--- START Input ---

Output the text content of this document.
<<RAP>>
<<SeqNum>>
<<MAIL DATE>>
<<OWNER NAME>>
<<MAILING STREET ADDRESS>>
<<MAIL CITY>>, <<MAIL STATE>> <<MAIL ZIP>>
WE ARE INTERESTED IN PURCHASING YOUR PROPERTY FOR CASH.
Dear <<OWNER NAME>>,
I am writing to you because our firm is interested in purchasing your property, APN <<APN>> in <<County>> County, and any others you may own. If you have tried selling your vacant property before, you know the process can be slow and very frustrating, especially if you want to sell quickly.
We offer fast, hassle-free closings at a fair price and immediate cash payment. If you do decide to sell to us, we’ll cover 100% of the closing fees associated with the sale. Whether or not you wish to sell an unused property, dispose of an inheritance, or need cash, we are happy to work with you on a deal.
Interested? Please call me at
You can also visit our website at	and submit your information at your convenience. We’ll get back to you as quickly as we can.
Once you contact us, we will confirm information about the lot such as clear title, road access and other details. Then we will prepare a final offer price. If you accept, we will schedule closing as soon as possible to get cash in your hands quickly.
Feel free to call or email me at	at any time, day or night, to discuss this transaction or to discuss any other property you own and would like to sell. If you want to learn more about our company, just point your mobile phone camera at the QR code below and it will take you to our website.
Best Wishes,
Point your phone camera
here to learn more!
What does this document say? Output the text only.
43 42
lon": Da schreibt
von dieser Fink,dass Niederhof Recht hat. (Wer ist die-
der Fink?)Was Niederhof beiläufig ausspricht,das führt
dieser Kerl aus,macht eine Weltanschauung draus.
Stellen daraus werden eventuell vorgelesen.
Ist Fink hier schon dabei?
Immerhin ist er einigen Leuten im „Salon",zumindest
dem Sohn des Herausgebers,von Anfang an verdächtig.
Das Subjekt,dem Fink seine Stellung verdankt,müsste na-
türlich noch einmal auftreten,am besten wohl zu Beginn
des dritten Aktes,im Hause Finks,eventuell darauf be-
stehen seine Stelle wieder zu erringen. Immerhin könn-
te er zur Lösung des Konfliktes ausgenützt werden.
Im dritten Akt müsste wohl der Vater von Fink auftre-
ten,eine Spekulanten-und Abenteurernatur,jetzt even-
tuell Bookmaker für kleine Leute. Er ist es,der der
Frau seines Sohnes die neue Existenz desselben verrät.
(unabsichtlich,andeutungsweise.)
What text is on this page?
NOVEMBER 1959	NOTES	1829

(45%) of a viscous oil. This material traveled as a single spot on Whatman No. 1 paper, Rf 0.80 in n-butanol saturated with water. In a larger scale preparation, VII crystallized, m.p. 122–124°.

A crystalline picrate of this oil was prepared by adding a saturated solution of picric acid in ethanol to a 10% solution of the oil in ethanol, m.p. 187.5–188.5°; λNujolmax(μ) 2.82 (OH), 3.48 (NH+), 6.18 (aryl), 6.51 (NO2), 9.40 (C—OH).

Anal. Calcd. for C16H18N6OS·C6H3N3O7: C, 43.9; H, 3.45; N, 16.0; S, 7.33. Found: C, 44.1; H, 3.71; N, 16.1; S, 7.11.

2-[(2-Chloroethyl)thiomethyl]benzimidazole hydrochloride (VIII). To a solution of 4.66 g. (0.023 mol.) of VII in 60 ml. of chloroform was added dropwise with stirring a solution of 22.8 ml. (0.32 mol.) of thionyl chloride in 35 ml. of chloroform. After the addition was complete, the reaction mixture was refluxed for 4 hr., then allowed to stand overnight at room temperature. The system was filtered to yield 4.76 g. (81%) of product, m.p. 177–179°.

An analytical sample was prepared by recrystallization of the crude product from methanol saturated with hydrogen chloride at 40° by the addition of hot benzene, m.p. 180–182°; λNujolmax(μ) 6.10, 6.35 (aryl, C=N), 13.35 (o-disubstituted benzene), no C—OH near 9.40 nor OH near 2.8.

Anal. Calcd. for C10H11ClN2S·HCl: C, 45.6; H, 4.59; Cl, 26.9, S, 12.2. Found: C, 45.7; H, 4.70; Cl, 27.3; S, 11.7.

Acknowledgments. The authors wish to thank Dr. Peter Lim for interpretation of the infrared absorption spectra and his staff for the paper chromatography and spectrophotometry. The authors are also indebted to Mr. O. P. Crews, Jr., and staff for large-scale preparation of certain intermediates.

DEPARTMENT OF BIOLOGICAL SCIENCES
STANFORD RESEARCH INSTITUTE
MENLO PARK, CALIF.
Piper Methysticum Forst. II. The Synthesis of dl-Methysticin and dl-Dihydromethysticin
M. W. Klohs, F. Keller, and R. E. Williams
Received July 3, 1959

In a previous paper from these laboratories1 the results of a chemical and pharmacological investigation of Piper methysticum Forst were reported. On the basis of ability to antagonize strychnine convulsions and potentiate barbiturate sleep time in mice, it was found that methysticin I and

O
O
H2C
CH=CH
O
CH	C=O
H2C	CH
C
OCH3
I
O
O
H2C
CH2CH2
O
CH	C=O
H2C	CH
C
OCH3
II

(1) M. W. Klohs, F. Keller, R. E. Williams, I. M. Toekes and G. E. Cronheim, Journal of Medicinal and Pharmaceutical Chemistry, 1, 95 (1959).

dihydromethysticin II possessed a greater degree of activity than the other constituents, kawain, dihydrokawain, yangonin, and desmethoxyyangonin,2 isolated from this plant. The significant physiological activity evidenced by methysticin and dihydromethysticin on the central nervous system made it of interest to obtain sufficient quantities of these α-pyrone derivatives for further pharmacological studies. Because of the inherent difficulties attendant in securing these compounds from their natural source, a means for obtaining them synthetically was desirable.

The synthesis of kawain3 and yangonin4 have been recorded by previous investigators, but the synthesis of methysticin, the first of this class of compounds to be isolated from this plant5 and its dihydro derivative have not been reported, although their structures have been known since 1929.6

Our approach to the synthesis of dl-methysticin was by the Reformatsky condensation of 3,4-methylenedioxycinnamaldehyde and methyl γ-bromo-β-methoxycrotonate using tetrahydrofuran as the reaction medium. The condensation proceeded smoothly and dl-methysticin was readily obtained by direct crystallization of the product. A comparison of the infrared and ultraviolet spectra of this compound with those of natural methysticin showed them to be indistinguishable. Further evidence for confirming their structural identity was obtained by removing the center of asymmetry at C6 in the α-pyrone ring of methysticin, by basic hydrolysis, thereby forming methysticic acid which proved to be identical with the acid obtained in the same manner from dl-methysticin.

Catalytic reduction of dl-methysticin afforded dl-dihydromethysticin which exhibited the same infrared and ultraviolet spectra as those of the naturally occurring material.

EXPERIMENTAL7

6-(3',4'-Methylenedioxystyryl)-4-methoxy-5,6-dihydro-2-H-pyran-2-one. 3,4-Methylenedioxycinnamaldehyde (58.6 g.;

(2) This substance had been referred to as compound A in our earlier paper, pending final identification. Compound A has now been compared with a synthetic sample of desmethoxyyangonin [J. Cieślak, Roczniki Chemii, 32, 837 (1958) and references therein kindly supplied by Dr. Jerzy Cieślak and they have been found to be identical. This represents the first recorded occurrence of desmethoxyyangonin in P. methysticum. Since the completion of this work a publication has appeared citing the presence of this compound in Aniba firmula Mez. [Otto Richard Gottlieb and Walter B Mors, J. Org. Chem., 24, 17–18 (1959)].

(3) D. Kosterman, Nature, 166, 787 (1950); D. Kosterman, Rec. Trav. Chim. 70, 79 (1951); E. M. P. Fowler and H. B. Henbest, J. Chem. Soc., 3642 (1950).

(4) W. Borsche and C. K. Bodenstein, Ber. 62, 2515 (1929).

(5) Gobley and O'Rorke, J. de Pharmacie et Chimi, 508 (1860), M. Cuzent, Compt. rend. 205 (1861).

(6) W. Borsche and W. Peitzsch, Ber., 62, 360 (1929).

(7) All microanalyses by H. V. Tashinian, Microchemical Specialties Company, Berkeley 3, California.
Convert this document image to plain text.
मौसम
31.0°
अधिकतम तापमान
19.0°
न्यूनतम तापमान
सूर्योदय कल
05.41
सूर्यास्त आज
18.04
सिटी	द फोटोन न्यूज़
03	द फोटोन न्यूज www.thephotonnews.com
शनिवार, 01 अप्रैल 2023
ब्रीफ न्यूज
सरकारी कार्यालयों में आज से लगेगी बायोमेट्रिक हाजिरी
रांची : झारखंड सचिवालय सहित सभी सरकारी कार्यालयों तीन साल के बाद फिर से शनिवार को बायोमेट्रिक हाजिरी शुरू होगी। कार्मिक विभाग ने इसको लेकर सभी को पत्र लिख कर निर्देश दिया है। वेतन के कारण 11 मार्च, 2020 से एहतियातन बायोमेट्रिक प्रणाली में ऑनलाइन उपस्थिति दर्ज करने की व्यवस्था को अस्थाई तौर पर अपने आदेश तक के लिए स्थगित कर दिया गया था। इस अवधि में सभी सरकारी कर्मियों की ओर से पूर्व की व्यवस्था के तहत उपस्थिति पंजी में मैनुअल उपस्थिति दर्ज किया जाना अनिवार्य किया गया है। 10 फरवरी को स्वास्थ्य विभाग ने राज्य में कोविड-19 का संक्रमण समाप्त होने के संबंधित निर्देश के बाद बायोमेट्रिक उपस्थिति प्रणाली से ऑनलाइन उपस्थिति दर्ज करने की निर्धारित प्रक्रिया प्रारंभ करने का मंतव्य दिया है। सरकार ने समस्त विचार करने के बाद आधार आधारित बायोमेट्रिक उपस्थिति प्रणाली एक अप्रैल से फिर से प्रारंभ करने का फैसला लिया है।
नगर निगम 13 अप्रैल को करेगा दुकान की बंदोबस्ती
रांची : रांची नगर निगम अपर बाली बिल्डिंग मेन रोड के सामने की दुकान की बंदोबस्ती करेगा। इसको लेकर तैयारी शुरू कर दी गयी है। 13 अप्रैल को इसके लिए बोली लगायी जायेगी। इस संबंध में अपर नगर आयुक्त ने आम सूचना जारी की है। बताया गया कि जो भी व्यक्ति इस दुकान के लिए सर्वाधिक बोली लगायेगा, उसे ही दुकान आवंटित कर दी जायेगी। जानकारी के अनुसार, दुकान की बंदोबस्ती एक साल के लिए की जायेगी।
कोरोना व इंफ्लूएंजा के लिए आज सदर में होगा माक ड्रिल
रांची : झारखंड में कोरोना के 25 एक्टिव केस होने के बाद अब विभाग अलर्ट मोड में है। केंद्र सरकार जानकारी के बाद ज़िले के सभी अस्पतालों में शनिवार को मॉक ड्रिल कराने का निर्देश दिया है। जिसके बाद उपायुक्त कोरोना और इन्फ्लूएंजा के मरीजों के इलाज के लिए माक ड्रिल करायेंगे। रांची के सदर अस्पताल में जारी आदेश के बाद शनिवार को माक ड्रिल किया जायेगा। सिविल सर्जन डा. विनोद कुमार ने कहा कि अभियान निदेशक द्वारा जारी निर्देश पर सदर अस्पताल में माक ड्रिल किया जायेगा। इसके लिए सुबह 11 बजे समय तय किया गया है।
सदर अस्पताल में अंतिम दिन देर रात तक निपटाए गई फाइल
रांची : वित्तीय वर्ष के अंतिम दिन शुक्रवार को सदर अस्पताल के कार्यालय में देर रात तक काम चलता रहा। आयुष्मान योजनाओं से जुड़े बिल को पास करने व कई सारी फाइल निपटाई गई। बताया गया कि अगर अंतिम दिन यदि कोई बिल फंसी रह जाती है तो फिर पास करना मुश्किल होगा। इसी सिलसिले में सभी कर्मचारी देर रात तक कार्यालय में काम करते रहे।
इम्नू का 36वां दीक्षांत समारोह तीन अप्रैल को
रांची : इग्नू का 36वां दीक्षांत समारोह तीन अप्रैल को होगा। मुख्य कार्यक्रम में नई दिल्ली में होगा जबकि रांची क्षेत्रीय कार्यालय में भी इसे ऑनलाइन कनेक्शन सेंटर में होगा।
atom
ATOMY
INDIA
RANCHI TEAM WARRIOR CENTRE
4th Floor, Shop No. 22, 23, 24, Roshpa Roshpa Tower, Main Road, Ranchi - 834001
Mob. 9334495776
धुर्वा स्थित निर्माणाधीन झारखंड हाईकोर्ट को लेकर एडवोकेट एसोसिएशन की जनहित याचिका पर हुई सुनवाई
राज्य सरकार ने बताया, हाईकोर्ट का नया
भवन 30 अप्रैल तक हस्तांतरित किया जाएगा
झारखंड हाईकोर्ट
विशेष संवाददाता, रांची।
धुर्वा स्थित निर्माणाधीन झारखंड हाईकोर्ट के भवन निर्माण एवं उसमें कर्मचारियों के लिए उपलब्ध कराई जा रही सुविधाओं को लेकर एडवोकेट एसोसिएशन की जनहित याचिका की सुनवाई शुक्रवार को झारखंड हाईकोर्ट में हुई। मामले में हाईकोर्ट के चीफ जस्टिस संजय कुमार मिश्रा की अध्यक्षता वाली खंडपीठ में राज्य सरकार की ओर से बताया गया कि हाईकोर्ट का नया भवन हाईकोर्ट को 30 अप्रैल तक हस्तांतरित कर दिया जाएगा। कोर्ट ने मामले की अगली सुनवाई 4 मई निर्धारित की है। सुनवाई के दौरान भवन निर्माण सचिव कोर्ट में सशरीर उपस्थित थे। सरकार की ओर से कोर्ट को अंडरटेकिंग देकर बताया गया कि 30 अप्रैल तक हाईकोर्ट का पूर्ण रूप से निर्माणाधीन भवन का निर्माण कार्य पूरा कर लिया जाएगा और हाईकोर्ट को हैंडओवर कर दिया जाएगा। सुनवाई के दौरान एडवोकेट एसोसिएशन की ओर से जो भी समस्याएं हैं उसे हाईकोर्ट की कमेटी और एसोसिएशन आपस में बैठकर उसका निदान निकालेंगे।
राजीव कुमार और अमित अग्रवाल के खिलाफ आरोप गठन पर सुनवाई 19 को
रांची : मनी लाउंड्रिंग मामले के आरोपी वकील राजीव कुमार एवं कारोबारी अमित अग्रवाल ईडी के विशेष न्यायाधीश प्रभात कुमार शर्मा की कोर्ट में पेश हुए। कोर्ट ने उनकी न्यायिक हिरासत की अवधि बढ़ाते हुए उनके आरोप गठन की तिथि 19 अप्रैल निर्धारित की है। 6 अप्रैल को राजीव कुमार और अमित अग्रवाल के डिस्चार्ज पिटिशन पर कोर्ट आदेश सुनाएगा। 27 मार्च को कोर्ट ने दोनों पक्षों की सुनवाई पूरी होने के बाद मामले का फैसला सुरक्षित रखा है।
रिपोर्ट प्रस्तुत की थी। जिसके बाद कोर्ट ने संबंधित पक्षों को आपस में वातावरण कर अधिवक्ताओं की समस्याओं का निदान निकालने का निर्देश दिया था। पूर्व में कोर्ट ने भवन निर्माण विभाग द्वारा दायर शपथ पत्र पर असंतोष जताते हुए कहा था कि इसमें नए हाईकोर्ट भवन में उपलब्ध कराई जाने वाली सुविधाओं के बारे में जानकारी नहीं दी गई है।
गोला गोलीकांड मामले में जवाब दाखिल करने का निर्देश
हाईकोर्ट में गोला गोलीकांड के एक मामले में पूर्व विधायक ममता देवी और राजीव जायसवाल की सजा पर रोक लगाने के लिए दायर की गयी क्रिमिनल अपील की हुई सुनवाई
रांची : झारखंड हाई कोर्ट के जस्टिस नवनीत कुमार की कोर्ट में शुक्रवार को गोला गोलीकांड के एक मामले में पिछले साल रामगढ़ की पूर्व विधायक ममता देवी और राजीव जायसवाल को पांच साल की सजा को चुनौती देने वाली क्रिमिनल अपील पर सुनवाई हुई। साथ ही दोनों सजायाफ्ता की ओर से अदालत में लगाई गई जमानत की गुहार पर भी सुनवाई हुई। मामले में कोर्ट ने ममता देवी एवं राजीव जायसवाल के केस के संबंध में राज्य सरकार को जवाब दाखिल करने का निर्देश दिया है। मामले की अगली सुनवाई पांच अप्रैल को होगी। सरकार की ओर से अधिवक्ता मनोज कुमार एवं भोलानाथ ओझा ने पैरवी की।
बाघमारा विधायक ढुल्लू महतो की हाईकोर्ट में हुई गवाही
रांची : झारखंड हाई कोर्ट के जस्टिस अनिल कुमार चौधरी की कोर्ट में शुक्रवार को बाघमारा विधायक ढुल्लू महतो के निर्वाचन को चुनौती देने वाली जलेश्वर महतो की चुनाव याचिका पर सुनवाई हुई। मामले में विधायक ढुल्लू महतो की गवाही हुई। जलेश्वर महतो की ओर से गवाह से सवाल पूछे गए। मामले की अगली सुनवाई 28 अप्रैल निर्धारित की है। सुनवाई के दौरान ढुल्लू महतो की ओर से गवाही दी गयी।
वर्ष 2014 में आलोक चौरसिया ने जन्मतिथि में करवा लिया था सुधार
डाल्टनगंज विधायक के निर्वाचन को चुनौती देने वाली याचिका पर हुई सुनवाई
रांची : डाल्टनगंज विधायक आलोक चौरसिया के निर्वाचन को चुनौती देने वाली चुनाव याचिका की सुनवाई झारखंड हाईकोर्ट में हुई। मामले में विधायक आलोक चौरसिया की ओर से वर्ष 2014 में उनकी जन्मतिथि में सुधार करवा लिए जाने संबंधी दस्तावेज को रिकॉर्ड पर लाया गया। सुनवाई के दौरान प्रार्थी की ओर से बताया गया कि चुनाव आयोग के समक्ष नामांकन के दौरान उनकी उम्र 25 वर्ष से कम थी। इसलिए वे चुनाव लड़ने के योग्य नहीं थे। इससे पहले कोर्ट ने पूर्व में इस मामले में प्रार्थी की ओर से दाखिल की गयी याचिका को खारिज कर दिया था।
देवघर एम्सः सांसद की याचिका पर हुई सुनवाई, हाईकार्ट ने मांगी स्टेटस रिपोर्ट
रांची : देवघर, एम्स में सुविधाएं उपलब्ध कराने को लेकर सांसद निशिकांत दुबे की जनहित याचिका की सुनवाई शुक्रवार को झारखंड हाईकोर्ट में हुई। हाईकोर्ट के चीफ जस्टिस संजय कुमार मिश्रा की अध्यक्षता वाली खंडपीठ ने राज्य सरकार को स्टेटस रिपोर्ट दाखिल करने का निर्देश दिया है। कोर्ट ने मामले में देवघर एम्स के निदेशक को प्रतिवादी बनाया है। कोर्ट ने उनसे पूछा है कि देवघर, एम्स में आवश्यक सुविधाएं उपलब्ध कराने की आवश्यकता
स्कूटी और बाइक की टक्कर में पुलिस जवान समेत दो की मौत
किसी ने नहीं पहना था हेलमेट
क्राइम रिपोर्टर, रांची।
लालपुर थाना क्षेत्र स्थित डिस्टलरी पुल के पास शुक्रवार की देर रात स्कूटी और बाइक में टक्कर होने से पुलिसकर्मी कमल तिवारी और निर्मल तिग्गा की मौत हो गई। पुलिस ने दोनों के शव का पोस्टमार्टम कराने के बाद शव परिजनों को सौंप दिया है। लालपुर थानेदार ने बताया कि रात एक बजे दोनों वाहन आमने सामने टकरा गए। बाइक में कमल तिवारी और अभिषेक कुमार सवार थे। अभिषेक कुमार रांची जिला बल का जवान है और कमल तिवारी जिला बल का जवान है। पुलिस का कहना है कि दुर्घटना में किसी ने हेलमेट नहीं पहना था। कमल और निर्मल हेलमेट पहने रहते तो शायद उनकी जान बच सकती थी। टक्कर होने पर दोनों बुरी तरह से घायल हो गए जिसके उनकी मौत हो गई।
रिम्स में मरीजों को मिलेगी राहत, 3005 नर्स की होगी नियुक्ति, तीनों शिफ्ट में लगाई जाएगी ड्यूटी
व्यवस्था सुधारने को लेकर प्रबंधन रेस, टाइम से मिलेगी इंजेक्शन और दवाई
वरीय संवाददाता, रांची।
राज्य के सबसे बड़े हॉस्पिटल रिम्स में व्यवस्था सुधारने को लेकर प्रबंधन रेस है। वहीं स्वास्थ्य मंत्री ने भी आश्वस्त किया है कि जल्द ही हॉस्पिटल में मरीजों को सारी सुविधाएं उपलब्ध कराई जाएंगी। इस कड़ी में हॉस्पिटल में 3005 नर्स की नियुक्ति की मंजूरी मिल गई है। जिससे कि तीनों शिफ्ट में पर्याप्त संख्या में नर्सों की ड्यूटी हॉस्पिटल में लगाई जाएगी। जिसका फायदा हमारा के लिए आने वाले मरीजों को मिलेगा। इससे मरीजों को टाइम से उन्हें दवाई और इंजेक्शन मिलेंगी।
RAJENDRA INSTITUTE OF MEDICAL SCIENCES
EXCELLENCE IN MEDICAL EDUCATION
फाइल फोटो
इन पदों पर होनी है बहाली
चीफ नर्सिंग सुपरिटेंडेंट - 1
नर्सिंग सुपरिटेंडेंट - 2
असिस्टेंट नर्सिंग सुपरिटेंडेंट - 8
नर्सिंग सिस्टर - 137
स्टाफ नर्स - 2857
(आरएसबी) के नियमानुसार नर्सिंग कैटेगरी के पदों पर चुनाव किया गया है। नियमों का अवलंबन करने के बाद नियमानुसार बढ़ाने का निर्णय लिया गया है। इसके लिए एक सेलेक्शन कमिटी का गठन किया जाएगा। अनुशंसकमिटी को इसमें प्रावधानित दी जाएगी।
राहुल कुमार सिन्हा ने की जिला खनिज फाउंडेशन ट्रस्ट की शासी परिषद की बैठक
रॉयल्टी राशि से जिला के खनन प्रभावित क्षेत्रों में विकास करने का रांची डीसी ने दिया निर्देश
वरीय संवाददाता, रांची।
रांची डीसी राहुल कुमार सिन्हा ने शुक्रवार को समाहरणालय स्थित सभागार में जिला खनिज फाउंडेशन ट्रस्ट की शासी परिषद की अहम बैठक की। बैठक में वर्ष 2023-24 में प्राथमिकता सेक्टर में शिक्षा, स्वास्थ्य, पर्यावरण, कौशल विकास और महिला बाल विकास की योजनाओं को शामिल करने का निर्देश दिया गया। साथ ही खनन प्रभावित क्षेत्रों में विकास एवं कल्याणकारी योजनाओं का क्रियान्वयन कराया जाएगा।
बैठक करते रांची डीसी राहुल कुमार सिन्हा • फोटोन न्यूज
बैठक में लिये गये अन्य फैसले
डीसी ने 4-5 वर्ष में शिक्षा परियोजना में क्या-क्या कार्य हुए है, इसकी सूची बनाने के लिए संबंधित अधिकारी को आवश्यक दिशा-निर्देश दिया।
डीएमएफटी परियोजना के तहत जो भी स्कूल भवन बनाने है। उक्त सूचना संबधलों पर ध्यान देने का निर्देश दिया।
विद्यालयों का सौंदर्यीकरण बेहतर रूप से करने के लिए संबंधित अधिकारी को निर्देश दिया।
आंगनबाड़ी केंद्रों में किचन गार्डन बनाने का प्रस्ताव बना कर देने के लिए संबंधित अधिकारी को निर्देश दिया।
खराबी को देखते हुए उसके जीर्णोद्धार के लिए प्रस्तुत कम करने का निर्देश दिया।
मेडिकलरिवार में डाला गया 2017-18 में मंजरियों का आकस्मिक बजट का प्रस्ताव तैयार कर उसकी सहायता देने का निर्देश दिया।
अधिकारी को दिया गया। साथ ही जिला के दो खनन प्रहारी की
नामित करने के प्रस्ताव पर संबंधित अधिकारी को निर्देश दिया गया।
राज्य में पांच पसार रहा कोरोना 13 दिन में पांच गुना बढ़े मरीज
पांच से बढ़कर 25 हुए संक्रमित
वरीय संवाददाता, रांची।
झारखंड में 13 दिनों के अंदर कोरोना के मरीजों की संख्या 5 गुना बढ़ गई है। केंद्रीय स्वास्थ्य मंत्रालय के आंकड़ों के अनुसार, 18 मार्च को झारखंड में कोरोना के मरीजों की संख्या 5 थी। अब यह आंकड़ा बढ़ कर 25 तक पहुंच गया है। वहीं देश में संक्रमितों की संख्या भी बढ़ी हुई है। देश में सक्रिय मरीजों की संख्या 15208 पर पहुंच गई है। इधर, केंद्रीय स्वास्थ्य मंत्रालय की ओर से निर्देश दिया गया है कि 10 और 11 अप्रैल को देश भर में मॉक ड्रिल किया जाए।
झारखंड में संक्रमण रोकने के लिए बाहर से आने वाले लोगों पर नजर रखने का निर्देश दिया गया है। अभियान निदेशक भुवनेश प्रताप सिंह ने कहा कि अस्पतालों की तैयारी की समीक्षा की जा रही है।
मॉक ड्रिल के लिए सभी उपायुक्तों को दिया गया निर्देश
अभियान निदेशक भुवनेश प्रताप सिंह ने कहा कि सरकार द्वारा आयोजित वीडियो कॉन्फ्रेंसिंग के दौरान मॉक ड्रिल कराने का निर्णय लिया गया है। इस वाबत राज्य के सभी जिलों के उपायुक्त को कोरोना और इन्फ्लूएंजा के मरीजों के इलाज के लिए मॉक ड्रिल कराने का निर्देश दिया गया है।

--- END Input ---

**What you should do:** State the count of lines holding the string "Calcd" in the listing above, and nothing else.

**Solution for this exercise:** 2